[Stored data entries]
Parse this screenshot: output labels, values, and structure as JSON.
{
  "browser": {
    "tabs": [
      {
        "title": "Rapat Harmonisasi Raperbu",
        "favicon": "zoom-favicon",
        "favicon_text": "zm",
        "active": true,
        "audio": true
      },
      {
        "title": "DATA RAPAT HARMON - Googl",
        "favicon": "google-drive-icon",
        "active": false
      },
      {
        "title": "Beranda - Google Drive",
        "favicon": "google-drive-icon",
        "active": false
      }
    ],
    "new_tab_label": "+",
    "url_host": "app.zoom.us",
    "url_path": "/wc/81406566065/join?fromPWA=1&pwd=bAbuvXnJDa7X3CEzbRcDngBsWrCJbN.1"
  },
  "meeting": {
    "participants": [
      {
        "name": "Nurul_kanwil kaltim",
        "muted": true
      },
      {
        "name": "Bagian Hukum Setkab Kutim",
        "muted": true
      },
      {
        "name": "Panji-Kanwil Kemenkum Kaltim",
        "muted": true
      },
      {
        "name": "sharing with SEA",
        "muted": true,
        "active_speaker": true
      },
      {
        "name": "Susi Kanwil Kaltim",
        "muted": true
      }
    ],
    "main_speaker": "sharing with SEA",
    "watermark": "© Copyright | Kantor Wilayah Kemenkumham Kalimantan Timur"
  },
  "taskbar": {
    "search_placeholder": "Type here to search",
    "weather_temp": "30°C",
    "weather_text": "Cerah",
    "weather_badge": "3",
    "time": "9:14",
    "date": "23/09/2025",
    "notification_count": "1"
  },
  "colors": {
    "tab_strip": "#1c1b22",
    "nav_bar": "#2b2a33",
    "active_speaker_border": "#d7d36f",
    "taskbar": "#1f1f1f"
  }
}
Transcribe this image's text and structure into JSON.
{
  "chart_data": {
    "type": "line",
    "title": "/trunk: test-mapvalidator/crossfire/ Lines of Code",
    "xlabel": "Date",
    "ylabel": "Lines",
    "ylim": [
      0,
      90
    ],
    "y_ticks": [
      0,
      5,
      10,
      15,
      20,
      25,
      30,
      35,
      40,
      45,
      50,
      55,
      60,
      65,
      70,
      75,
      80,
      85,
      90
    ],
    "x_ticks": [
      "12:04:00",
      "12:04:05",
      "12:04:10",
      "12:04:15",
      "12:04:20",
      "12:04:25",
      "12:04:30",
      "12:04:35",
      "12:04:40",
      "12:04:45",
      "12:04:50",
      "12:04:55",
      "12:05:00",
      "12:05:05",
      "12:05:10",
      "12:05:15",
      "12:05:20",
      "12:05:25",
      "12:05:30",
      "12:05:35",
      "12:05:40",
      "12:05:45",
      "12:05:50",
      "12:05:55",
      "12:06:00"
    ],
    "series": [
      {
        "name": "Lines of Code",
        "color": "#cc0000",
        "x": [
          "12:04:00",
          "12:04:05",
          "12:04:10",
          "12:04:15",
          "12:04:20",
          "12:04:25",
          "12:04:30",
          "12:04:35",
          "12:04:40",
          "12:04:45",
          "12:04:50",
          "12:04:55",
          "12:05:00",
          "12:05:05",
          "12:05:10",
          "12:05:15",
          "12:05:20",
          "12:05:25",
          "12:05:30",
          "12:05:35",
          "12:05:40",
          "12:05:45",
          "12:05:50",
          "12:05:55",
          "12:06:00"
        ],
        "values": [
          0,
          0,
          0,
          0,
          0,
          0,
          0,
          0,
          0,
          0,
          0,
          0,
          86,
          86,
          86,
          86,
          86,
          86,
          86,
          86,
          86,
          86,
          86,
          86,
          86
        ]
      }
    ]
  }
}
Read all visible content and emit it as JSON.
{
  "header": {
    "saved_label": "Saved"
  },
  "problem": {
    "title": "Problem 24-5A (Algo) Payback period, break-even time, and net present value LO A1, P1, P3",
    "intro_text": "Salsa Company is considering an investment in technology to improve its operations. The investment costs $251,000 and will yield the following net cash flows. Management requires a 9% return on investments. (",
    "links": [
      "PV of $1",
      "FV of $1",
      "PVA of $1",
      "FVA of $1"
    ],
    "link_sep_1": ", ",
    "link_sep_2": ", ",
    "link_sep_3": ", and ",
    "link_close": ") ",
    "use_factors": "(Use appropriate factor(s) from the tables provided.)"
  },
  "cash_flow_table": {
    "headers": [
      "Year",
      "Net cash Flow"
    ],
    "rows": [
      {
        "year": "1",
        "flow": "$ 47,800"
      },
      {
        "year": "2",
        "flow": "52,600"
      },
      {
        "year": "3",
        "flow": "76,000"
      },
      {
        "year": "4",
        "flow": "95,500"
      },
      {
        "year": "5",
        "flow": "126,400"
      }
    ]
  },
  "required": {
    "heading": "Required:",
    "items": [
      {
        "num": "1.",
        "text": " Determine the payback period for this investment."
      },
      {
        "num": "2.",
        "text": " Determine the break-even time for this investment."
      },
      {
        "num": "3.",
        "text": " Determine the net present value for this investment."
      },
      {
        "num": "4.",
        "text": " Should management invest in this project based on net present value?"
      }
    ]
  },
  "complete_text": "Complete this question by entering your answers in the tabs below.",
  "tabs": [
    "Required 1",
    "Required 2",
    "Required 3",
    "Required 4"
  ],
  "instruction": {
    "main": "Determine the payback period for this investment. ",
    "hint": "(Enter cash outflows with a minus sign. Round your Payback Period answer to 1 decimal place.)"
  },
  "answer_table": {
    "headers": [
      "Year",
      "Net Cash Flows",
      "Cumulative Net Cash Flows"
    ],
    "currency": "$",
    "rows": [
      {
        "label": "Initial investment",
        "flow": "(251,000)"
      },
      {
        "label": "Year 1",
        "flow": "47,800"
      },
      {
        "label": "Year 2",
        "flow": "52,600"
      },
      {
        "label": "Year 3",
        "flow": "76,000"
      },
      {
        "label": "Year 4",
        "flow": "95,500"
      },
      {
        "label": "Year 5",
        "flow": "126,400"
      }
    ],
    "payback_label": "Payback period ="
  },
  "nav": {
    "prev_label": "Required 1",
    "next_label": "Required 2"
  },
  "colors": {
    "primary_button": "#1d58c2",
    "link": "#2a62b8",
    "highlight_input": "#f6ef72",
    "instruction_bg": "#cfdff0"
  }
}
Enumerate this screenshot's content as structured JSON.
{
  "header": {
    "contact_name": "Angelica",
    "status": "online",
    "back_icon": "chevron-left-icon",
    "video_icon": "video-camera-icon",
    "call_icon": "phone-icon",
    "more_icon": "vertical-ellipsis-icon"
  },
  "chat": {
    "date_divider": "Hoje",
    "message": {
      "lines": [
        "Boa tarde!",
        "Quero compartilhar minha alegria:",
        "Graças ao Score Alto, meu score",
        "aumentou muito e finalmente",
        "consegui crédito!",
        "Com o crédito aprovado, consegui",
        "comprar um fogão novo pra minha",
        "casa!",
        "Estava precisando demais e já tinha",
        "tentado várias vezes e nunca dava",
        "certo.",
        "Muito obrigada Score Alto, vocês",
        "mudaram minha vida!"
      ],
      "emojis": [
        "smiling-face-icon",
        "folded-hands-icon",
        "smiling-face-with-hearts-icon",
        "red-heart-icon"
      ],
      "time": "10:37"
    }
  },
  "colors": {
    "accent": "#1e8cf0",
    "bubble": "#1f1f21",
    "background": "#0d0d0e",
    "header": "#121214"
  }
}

WRITTEN TASK » List the lines that contain the word "smiling".

WORKED ANSWER »
        "smiling-face-icon",
        "smiling-face-with-hearts-icon",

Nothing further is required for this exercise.